INSTRUCTIONS TO FOLLOW:
Each line containing the word "color" needs to be copied.

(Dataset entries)
———
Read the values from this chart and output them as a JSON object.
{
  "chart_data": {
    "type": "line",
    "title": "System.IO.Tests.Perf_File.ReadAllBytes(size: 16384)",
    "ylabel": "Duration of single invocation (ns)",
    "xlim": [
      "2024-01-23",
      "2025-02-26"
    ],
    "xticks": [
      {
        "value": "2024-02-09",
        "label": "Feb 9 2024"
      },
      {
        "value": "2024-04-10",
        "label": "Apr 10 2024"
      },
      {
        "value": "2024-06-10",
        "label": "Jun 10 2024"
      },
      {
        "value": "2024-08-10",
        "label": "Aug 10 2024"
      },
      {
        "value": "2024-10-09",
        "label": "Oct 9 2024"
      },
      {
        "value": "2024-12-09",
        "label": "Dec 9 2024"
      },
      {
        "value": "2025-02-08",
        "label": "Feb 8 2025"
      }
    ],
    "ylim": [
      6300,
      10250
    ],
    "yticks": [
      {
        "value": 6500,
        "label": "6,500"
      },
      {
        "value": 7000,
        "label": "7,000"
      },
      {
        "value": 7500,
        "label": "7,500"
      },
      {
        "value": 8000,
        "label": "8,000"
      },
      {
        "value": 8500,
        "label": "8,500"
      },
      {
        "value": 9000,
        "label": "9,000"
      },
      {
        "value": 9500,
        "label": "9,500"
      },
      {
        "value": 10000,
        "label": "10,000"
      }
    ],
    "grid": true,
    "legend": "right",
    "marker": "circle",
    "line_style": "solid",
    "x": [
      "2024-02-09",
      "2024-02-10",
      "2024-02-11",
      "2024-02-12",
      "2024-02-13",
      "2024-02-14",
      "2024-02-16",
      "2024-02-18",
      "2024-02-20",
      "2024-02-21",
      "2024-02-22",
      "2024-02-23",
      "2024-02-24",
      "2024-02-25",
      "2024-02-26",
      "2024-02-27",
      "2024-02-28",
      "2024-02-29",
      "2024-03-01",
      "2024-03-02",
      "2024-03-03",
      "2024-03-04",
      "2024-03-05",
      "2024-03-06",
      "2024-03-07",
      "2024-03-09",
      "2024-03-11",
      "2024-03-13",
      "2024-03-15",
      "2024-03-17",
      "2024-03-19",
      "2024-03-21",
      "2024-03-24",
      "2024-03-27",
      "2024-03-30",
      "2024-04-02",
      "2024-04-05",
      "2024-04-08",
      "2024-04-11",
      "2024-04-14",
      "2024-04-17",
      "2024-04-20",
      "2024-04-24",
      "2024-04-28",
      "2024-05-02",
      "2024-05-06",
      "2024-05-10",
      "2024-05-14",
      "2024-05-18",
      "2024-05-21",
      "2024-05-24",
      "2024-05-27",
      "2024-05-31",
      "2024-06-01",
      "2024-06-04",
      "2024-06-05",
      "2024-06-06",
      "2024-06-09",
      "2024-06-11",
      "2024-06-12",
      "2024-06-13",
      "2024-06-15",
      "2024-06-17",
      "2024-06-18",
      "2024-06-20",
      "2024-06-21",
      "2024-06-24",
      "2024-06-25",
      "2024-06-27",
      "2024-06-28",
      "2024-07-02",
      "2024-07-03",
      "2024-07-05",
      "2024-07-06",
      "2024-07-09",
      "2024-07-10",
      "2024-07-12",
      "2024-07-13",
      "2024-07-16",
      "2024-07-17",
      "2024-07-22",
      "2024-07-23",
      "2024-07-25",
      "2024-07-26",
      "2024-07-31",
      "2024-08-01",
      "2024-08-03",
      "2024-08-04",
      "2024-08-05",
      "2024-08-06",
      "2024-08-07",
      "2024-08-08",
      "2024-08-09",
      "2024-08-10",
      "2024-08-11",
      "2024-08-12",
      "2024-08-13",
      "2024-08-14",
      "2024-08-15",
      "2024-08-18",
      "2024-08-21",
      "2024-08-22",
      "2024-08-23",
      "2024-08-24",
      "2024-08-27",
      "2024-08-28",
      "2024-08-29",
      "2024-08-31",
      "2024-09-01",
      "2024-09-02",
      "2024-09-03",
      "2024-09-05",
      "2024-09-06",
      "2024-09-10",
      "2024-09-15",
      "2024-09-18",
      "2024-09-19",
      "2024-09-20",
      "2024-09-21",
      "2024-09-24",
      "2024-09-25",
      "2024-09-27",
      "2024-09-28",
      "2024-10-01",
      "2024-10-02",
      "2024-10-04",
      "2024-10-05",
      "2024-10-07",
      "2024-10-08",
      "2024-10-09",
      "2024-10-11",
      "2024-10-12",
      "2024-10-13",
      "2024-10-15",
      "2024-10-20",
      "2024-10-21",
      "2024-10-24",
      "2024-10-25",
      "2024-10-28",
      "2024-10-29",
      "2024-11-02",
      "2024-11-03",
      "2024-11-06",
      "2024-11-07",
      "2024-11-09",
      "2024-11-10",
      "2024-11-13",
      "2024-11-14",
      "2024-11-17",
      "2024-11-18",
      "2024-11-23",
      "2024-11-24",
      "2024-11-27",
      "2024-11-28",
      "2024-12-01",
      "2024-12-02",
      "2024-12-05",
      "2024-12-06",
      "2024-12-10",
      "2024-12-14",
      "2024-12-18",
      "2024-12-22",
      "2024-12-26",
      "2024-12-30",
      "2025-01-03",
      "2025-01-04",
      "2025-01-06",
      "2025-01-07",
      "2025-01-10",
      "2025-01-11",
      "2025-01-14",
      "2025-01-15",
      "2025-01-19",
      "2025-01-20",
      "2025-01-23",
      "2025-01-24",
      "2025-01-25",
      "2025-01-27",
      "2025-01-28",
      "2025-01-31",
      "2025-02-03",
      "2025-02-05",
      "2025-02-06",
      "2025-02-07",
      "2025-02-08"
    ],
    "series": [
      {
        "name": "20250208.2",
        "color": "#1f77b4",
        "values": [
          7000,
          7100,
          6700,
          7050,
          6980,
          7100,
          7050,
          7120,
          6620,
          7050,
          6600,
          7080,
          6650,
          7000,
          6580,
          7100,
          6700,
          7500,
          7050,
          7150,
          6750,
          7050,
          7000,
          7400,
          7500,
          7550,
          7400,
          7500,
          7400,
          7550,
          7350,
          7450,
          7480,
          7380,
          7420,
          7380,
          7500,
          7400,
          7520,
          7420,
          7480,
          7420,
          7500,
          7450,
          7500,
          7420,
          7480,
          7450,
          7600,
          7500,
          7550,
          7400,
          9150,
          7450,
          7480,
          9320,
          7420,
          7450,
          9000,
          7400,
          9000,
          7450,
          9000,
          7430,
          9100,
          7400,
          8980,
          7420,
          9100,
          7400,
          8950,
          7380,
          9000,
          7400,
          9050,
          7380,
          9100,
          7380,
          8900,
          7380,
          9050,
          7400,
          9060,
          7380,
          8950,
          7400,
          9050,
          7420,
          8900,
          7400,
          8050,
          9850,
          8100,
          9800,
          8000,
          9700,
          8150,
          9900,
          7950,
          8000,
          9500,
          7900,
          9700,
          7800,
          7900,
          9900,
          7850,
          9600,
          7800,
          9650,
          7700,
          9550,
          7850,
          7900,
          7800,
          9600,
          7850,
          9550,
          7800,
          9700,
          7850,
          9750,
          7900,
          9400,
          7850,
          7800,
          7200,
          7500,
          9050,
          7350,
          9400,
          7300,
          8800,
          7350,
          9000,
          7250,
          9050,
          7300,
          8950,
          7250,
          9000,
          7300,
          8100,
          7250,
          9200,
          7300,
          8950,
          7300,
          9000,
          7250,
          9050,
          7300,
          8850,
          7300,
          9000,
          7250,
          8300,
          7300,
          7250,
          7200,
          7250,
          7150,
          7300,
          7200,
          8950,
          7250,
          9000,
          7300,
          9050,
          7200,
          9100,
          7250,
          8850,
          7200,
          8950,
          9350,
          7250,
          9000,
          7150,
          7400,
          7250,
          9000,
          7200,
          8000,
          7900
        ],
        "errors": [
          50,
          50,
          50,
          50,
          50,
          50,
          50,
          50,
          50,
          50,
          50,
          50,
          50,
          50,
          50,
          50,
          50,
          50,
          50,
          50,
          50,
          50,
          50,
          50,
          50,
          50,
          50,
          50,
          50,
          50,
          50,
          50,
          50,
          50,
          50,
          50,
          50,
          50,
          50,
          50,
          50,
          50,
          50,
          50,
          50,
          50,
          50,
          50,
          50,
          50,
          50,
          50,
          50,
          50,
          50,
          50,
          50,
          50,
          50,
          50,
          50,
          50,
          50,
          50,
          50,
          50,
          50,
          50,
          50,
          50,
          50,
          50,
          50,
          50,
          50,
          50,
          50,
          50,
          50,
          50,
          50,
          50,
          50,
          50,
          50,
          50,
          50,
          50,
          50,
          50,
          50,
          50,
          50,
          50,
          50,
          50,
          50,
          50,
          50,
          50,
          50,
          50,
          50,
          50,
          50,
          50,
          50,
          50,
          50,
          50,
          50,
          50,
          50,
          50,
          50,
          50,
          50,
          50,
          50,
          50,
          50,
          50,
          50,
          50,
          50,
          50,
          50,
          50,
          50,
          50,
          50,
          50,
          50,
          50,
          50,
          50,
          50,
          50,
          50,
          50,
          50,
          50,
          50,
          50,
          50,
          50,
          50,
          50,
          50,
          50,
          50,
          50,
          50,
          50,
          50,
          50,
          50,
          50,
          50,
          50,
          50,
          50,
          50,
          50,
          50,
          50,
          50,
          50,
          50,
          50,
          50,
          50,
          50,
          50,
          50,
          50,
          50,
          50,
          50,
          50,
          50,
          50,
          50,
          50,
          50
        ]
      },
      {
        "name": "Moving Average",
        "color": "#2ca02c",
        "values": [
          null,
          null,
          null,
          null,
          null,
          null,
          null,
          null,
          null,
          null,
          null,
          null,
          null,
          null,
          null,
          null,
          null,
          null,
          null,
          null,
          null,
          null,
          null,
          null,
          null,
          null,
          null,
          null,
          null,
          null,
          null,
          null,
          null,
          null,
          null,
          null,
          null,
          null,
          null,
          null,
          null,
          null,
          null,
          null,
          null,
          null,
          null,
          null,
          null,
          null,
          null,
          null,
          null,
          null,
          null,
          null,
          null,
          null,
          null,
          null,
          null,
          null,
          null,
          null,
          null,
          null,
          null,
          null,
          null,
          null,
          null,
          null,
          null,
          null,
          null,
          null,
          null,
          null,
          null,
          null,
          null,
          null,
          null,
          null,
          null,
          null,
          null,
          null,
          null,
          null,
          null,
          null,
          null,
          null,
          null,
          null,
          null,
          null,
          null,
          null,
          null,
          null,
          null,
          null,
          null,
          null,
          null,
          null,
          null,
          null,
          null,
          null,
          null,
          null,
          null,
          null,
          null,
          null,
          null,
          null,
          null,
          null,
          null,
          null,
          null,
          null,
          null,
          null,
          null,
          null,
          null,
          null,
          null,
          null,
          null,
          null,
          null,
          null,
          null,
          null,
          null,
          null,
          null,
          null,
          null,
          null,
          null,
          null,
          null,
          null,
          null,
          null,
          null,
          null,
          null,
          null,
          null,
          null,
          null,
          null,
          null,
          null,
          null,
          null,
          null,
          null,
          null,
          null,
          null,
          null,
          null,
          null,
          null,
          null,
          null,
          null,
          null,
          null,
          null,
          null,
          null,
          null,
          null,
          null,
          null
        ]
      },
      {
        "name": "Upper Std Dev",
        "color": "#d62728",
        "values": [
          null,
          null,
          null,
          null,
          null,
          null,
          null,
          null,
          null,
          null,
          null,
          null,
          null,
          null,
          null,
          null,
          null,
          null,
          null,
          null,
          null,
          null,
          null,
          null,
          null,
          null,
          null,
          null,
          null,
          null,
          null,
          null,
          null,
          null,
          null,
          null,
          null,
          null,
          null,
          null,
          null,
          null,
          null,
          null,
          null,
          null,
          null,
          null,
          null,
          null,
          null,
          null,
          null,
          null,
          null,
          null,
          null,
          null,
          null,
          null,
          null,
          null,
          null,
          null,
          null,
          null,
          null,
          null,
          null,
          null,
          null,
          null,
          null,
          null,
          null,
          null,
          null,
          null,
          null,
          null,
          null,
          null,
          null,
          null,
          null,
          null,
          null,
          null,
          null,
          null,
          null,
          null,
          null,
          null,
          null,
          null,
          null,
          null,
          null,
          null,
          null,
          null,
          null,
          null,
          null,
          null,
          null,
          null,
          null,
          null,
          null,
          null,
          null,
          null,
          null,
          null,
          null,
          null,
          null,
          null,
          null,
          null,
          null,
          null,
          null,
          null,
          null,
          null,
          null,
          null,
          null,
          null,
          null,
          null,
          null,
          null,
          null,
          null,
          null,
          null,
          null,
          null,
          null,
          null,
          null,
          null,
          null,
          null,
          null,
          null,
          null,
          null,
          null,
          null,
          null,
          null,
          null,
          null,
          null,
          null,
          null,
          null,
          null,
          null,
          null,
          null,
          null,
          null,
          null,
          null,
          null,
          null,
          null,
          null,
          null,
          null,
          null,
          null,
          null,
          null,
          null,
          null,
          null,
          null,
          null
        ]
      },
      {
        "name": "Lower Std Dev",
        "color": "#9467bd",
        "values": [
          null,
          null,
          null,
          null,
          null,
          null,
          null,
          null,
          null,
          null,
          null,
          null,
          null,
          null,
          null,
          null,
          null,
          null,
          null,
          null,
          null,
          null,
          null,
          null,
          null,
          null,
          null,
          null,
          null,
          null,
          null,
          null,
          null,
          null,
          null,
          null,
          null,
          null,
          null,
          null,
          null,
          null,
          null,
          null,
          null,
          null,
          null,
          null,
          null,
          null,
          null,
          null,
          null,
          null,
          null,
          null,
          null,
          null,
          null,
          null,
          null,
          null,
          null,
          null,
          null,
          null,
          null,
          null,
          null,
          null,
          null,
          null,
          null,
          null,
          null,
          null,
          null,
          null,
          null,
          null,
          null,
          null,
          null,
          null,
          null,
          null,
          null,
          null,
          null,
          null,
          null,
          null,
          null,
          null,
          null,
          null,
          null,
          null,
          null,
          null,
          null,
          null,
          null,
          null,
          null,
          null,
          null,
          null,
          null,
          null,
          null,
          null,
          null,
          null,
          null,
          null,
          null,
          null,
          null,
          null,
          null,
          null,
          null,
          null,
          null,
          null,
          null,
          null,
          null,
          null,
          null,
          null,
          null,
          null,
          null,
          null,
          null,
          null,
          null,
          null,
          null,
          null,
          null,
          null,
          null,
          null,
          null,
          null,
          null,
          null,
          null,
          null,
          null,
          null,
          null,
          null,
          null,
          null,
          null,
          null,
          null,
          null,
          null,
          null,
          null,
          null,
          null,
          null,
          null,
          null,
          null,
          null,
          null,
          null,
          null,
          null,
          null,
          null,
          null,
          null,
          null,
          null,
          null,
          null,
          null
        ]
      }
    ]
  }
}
———
REPLY TO THE EXERCISE:
        "color": "#1f77b4",
        "color": "#2ca02c",
        "color": "#d62728",
        "color": "#9467bd",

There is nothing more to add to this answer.